**Your instructions:**
Each record is to be transcribed exactly.

**Available records:**

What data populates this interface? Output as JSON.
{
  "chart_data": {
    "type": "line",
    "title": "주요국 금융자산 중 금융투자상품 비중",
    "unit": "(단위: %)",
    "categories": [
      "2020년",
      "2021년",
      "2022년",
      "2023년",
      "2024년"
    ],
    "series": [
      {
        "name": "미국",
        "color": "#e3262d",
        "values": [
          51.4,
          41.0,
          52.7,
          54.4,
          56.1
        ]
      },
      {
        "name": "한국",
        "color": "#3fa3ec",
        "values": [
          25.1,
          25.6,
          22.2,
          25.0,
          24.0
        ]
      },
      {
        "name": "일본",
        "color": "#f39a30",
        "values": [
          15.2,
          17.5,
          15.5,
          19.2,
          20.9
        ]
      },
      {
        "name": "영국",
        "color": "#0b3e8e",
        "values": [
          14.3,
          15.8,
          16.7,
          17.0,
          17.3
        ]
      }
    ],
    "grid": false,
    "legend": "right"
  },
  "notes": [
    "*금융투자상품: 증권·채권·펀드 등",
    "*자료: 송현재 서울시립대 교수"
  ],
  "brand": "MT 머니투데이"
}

**Answer to the exercise:**
What data populates this interface? Output as JSON.
{
  "chart_data": {
    "type": "line",
    "title": "주요국 금융자산 중 금융투자상품 비중",
    "unit": "(단위: %)",
    "categories": [
      "2020년",
      "2021년",
      "2022년",
      "2023년",
      "2024년"
    ],
    "series": [
      {
        "name": "미국",
        "color": "#e3262d",
        "values": [
          51.4,
          41.0,
          52.7,
          54.4,
          56.1
        ]
      },
      {
        "name": "한국",
        "color": "#3fa3ec",
        "values": [
          25.1,
          25.6,
          22.2,
          25.0,
          24.0
        ]
      },
      {
        "name": "일본",
        "color": "#f39a30",
        "values": [
          15.2,
          17.5,
          15.5,
          19.2,
          20.9
        ]
      },
      {
        "name": "영국",
        "color": "#0b3e8e",
        "values": [
          14.3,
          15.8,
          16.7,
          17.0,
          17.3
        ]
      }
    ],
    "grid": false,
    "legend": "right"
  },
  "notes": [
    "*금융투자상품: 증권·채권·펀드 등",
    "*자료: 송현재 서울시립대 교수"
  ],
  "brand": "MT 머니투데이"
}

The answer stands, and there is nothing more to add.